Exercise requirements: In the entries, find all lines that hold the word "Search" and copy them.

Extracted entries:
'''

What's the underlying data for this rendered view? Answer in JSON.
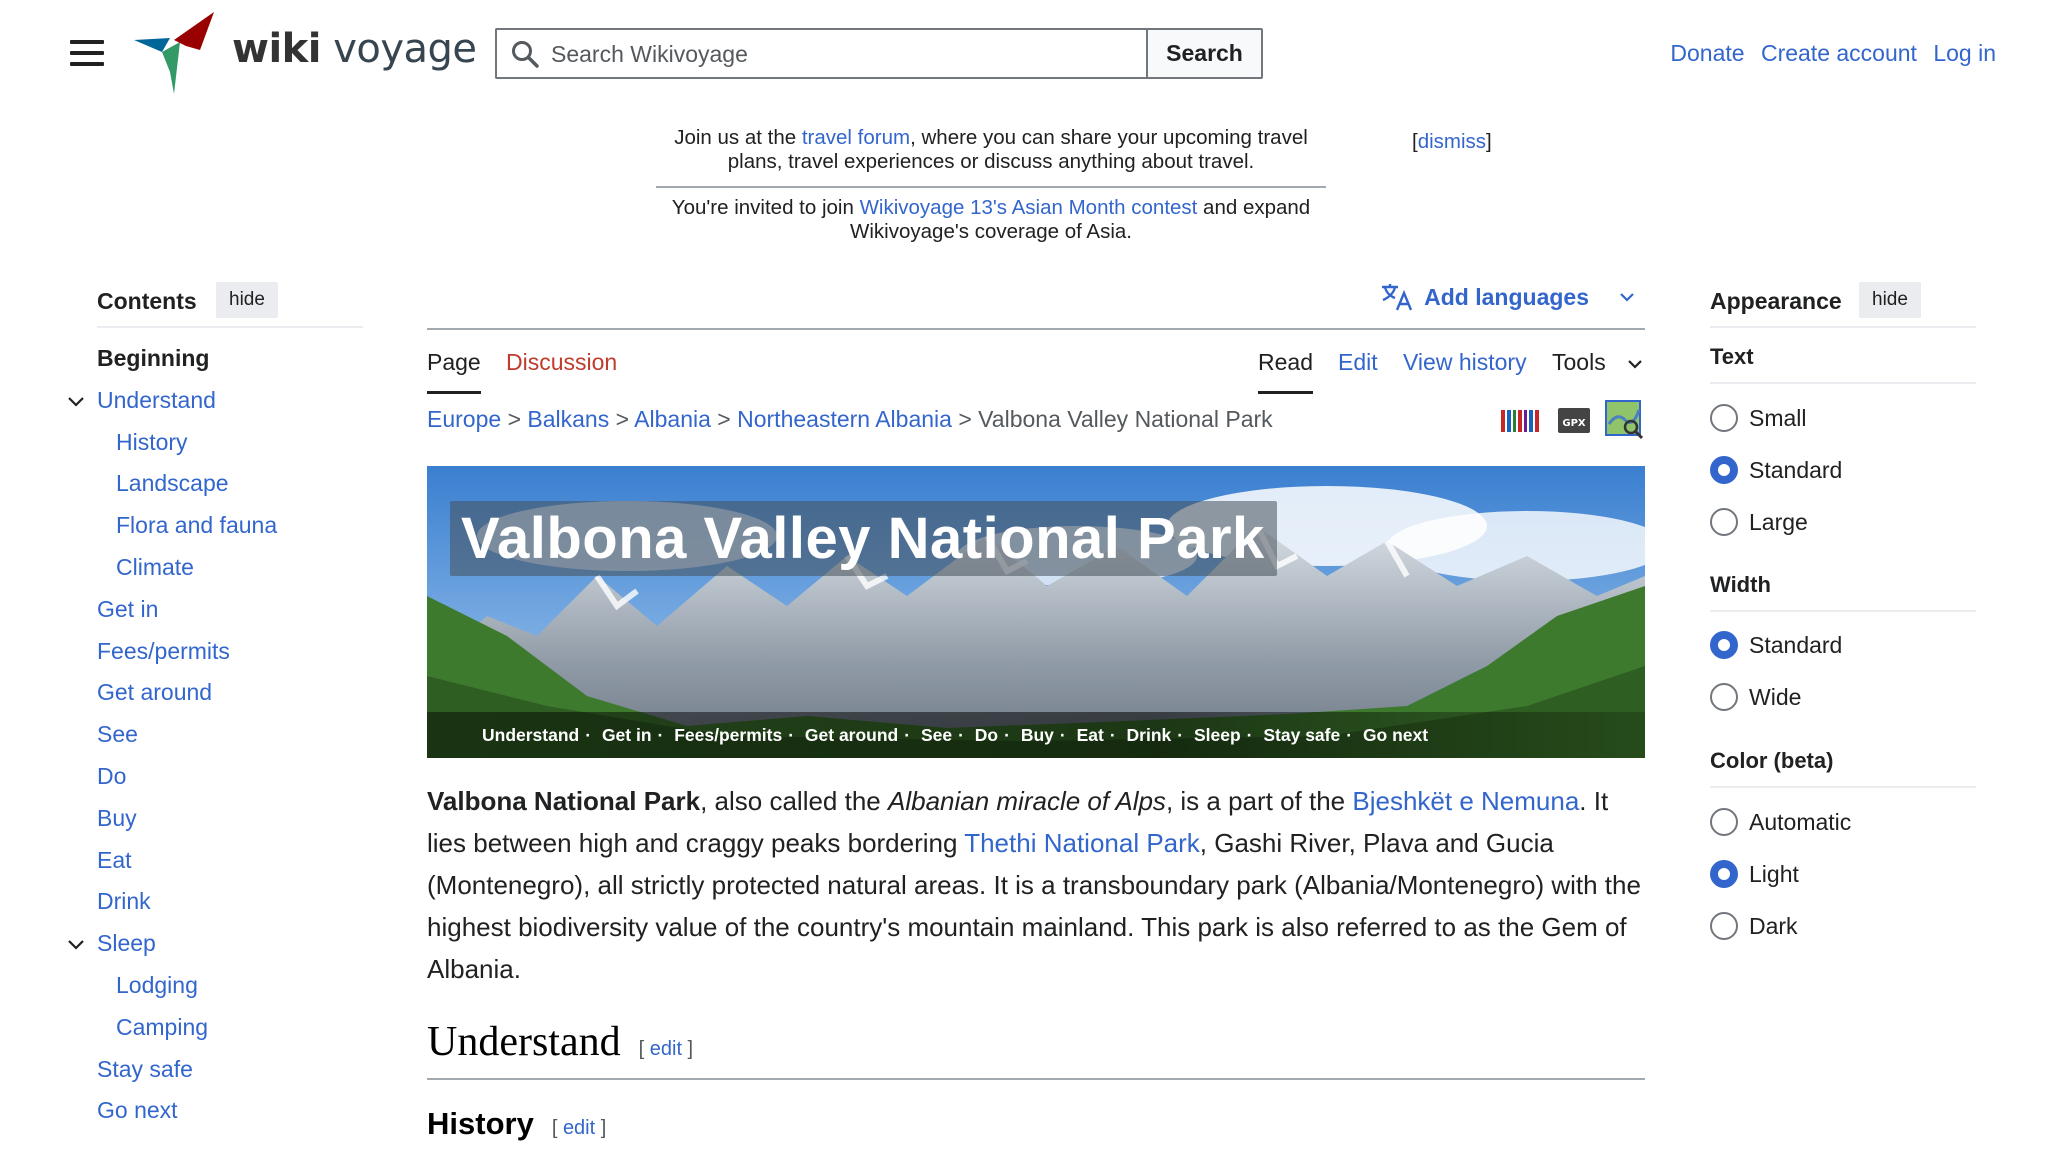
{
  "header": {
    "wordmark_part1": "wiki",
    "wordmark_part2": "voyage",
    "search_placeholder": "Search Wikivoyage",
    "search_button": "Search",
    "donate": "Donate",
    "create_account": "Create account",
    "log_in": "Log in"
  },
  "notices": {
    "n1_pre": "Join us at the ",
    "n1_link": "travel forum",
    "n1_post": ", where you can share your upcoming travel plans, travel experiences or discuss anything about travel.",
    "n2_pre": "You're invited to join ",
    "n2_link": "Wikivoyage 13's Asian Month contest",
    "n2_post": " and expand Wikivoyage's coverage of Asia.",
    "dismiss_open": "[",
    "dismiss": "dismiss",
    "dismiss_close": "]"
  },
  "toc": {
    "title": "Contents",
    "hide": "hide",
    "items": [
      {
        "label": "Beginning"
      },
      {
        "label": "Understand"
      },
      {
        "label": "History"
      },
      {
        "label": "Landscape"
      },
      {
        "label": "Flora and fauna"
      },
      {
        "label": "Climate"
      },
      {
        "label": "Get in"
      },
      {
        "label": "Fees/permits"
      },
      {
        "label": "Get around"
      },
      {
        "label": "See"
      },
      {
        "label": "Do"
      },
      {
        "label": "Buy"
      },
      {
        "label": "Eat"
      },
      {
        "label": "Drink"
      },
      {
        "label": "Sleep"
      },
      {
        "label": "Lodging"
      },
      {
        "label": "Camping"
      },
      {
        "label": "Stay safe"
      },
      {
        "label": "Go next"
      }
    ]
  },
  "main": {
    "add_languages": "Add languages",
    "tabs": {
      "page": "Page",
      "discussion": "Discussion",
      "read": "Read",
      "edit": "Edit",
      "view_history": "View history",
      "tools": "Tools"
    },
    "breadcrumb": [
      "Europe",
      "Balkans",
      "Albania",
      "Northeastern Albania",
      "Valbona Valley National Park"
    ],
    "breadcrumb_sep": ">",
    "banner_title": "Valbona Valley National Park",
    "banner_nav": [
      "Understand",
      "Get in",
      "Fees/permits",
      "Get around",
      "See",
      "Do",
      "Buy",
      "Eat",
      "Drink",
      "Sleep",
      "Stay safe",
      "Go next"
    ],
    "banner_sep": "·",
    "gpx_label": "GPX",
    "intro": {
      "b1": "Valbona National Park",
      "t1": ", also called the ",
      "i1": "Albanian miracle of Alps",
      "t2": ", is a part of the ",
      "l1": "Bjeshkët e Nemuna",
      "t3": ". It lies between high and craggy peaks bordering ",
      "l2": "Thethi National Park",
      "t4": ", Gashi River, Plava and Gucia (Montenegro), all strictly protected natural areas. It is a transboundary park (Albania/Montenegro) with the highest biodiversity value of the country's mountain mainland. This park is also referred to as the Gem of Albania."
    },
    "h2": "Understand",
    "h3": "History",
    "edit_open": "[ ",
    "edit": "edit",
    "edit_close": " ]"
  },
  "appearance": {
    "title": "Appearance",
    "hide": "hide",
    "text_title": "Text",
    "text_options": [
      "Small",
      "Standard",
      "Large"
    ],
    "width_title": "Width",
    "width_options": [
      "Standard",
      "Wide"
    ],
    "color_title": "Color (beta)",
    "color_options": [
      "Automatic",
      "Light",
      "Dark"
    ],
    "selected": {
      "text": "Standard",
      "width": "Standard",
      "color": "Light"
    }
  },
  "colors": {
    "link": "#3366cc",
    "discussion_red": "#bf3c2c",
    "radio_on": "#3366cc"
  }
}
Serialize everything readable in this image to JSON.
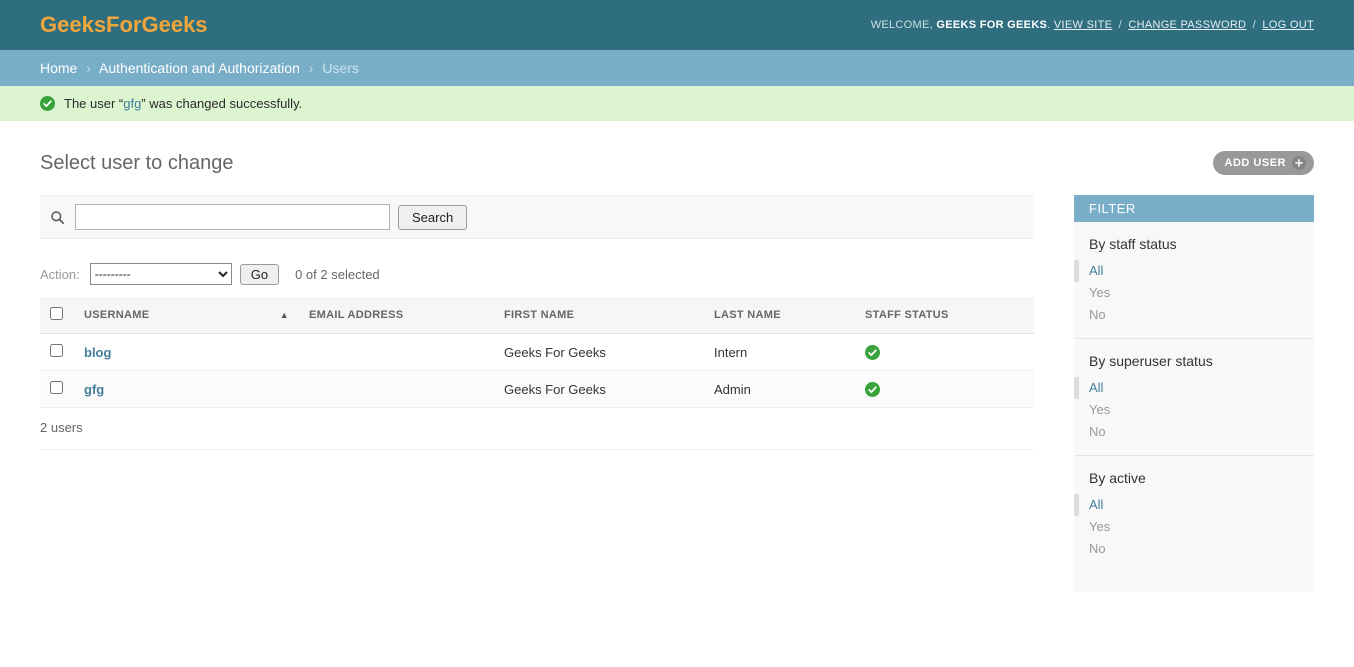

'''

Reply to the exercise:
    "search_placeholder": "Search Wikivoyage",
    "search_button": "Search",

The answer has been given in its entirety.